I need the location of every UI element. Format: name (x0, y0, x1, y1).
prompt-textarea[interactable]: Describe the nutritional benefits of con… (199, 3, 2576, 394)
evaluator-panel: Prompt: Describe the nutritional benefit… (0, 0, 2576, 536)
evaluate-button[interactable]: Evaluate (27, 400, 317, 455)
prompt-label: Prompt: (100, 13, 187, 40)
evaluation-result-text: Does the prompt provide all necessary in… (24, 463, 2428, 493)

---------------

**Task goal:** Turn the lines above into a Markdown table, from the first line down through the one containing "evaluate-button[interactable]: Evaluate (27, 400, 317, 455)". Use two columns, Row for a row number and Line for the line itself, and leave out any blank lines.

**Exercise solution:**
| Row | Line |
|---|---|
| 1 | I need the location of every UI element. Format: name (x0, y0, x1, y1). |
| 2 | prompt-textarea[interactable]: Describe the nutritional benefits of con… (199, 3, 2576, 394) |
| 3 | evaluator-panel: Prompt: Describe the nutritional benefit… (0, 0, 2576, 536) |
| 4 | evaluate-button[interactable]: Evaluate (27, 400, 317, 455) |